- INSTRUCTIONS FOR THE TASK
Quote the full listing word for word.
- - - -
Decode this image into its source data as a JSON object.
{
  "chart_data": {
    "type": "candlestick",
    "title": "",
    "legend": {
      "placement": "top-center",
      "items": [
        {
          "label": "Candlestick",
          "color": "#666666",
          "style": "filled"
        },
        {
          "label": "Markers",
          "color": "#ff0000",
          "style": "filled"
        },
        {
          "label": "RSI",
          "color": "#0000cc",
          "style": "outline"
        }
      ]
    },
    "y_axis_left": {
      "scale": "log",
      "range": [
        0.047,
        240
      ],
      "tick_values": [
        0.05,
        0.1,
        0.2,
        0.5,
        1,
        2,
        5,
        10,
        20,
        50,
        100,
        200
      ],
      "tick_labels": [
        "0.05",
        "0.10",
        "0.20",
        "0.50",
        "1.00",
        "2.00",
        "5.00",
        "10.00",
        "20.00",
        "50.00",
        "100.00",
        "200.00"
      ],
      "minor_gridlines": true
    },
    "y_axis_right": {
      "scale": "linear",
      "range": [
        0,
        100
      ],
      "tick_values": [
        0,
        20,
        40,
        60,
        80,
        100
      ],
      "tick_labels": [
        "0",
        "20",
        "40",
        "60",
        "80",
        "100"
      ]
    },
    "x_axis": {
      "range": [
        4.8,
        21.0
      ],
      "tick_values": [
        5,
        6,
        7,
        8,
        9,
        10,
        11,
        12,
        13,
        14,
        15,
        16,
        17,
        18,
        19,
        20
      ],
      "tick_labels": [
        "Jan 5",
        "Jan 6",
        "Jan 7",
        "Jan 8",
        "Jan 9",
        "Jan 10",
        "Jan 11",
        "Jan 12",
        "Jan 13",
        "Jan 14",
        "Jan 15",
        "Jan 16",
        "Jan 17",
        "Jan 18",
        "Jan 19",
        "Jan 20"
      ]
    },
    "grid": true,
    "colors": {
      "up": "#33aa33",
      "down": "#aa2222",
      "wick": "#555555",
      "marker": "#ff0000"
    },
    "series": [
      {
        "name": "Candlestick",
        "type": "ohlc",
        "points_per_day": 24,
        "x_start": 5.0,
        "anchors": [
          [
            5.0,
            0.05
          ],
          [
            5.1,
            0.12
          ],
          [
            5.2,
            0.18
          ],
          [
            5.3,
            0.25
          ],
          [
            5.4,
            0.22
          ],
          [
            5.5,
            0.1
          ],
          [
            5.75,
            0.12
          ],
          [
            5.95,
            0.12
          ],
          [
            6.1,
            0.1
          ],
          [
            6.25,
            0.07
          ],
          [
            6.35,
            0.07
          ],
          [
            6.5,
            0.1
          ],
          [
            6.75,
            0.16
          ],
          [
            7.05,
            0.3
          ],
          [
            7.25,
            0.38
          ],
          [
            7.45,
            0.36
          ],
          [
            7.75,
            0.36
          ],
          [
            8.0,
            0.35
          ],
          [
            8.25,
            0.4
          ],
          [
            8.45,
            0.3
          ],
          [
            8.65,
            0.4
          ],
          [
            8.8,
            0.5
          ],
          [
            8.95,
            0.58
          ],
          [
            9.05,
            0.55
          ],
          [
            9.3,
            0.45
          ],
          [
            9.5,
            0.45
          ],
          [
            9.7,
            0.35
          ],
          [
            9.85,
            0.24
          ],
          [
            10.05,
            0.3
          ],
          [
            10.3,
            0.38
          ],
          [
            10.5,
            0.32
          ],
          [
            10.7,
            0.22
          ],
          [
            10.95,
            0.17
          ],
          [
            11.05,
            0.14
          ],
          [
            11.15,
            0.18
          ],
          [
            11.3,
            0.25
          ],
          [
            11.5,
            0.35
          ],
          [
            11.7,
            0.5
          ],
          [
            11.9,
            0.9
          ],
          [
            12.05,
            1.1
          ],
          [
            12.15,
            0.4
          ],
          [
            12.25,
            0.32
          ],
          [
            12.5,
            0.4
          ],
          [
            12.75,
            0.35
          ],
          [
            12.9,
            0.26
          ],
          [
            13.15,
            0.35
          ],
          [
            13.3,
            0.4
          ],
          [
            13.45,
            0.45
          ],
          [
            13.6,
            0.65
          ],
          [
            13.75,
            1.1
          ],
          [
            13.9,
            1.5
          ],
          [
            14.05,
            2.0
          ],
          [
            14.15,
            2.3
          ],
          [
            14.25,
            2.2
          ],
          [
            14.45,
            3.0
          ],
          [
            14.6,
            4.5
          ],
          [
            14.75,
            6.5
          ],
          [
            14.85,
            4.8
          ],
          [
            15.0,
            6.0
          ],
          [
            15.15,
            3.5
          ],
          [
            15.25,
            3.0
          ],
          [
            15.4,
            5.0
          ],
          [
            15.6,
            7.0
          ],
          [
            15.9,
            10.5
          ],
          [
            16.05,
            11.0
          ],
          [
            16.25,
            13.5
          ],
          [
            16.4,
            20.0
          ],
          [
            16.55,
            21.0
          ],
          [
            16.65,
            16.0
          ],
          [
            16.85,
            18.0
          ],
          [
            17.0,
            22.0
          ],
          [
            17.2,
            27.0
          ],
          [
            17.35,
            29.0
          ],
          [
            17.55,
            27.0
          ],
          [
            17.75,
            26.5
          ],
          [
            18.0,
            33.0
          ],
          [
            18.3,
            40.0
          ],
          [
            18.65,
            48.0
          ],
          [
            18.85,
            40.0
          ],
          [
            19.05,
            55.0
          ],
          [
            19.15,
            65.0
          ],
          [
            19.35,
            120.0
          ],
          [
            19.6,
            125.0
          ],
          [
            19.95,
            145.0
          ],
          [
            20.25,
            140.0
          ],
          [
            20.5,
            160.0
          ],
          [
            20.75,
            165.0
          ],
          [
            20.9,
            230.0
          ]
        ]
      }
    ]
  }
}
- - - -
- COMPLETED TASK
Decode this image into its source data as a JSON object.
{
  "chart_data": {
    "type": "candlestick",
    "title": "",
    "legend": {
      "placement": "top-center",
      "items": [
        {
          "label": "Candlestick",
          "color": "#666666",
          "style": "filled"
        },
        {
          "label": "Markers",
          "color": "#ff0000",
          "style": "filled"
        },
        {
          "label": "RSI",
          "color": "#0000cc",
          "style": "outline"
        }
      ]
    },
    "y_axis_left": {
      "scale": "log",
      "range": [
        0.047,
        240
      ],
      "tick_values": [
        0.05,
        0.1,
        0.2,
        0.5,
        1,
        2,
        5,
        10,
        20,
        50,
        100,
        200
      ],
      "tick_labels": [
        "0.05",
        "0.10",
        "0.20",
        "0.50",
        "1.00",
        "2.00",
        "5.00",
        "10.00",
        "20.00",
        "50.00",
        "100.00",
        "200.00"
      ],
      "minor_gridlines": true
    },
    "y_axis_right": {
      "scale": "linear",
      "range": [
        0,
        100
      ],
      "tick_values": [
        0,
        20,
        40,
        60,
        80,
        100
      ],
      "tick_labels": [
        "0",
        "20",
        "40",
        "60",
        "80",
        "100"
      ]
    },
    "x_axis": {
      "range": [
        4.8,
        21.0
      ],
      "tick_values": [
        5,
        6,
        7,
        8,
        9,
        10,
        11,
        12,
        13,
        14,
        15,
        16,
        17,
        18,
        19,
        20
      ],
      "tick_labels": [
        "Jan 5",
        "Jan 6",
        "Jan 7",
        "Jan 8",
        "Jan 9",
        "Jan 10",
        "Jan 11",
        "Jan 12",
        "Jan 13",
        "Jan 14",
        "Jan 15",
        "Jan 16",
        "Jan 17",
        "Jan 18",
        "Jan 19",
        "Jan 20"
      ]
    },
    "grid": true,
    "colors": {
      "up": "#33aa33",
      "down": "#aa2222",
      "wick": "#555555",
      "marker": "#ff0000"
    },
    "series": [
      {
        "name": "Candlestick",
        "type": "ohlc",
        "points_per_day": 24,
        "x_start": 5.0,
        "anchors": [
          [
            5.0,
            0.05
          ],
          [
            5.1,
            0.12
          ],
          [
            5.2,
            0.18
          ],
          [
            5.3,
            0.25
          ],
          [
            5.4,
            0.22
          ],
          [
            5.5,
            0.1
          ],
          [
            5.75,
            0.12
          ],
          [
            5.95,
            0.12
          ],
          [
            6.1,
            0.1
          ],
          [
            6.25,
            0.07
          ],
          [
            6.35,
            0.07
          ],
          [
            6.5,
            0.1
          ],
          [
            6.75,
            0.16
          ],
          [
            7.05,
            0.3
          ],
          [
            7.25,
            0.38
          ],
          [
            7.45,
            0.36
          ],
          [
            7.75,
            0.36
          ],
          [
            8.0,
            0.35
          ],
          [
            8.25,
            0.4
          ],
          [
            8.45,
            0.3
          ],
          [
            8.65,
            0.4
          ],
          [
            8.8,
            0.5
          ],
          [
            8.95,
            0.58
          ],
          [
            9.05,
            0.55
          ],
          [
            9.3,
            0.45
          ],
          [
            9.5,
            0.45
          ],
          [
            9.7,
            0.35
          ],
          [
            9.85,
            0.24
          ],
          [
            10.05,
            0.3
          ],
          [
            10.3,
            0.38
          ],
          [
            10.5,
            0.32
          ],
          [
            10.7,
            0.22
          ],
          [
            10.95,
            0.17
          ],
          [
            11.05,
            0.14
          ],
          [
            11.15,
            0.18
          ],
          [
            11.3,
            0.25
          ],
          [
            11.5,
            0.35
          ],
          [
            11.7,
            0.5
          ],
          [
            11.9,
            0.9
          ],
          [
            12.05,
            1.1
          ],
          [
            12.15,
            0.4
          ],
          [
            12.25,
            0.32
          ],
          [
            12.5,
            0.4
          ],
          [
            12.75,
            0.35
          ],
          [
            12.9,
            0.26
          ],
          [
            13.15,
            0.35
          ],
          [
            13.3,
            0.4
          ],
          [
            13.45,
            0.45
          ],
          [
            13.6,
            0.65
          ],
          [
            13.75,
            1.1
          ],
          [
            13.9,
            1.5
          ],
          [
            14.05,
            2.0
          ],
          [
            14.15,
            2.3
          ],
          [
            14.25,
            2.2
          ],
          [
            14.45,
            3.0
          ],
          [
            14.6,
            4.5
          ],
          [
            14.75,
            6.5
          ],
          [
            14.85,
            4.8
          ],
          [
            15.0,
            6.0
          ],
          [
            15.15,
            3.5
          ],
          [
            15.25,
            3.0
          ],
          [
            15.4,
            5.0
          ],
          [
            15.6,
            7.0
          ],
          [
            15.9,
            10.5
          ],
          [
            16.05,
            11.0
          ],
          [
            16.25,
            13.5
          ],
          [
            16.4,
            20.0
          ],
          [
            16.55,
            21.0
          ],
          [
            16.65,
            16.0
          ],
          [
            16.85,
            18.0
          ],
          [
            17.0,
            22.0
          ],
          [
            17.2,
            27.0
          ],
          [
            17.35,
            29.0
          ],
          [
            17.55,
            27.0
          ],
          [
            17.75,
            26.5
          ],
          [
            18.0,
            33.0
          ],
          [
            18.3,
            40.0
          ],
          [
            18.65,
            48.0
          ],
          [
            18.85,
            40.0
          ],
          [
            19.05,
            55.0
          ],
          [
            19.15,
            65.0
          ],
          [
            19.35,
            120.0
          ],
          [
            19.6,
            125.0
          ],
          [
            19.95,
            145.0
          ],
          [
            20.25,
            140.0
          ],
          [
            20.5,
            160.0
          ],
          [
            20.75,
            165.0
          ],
          [
            20.9,
            230.0
          ]
        ]
      }
    ]
  }
}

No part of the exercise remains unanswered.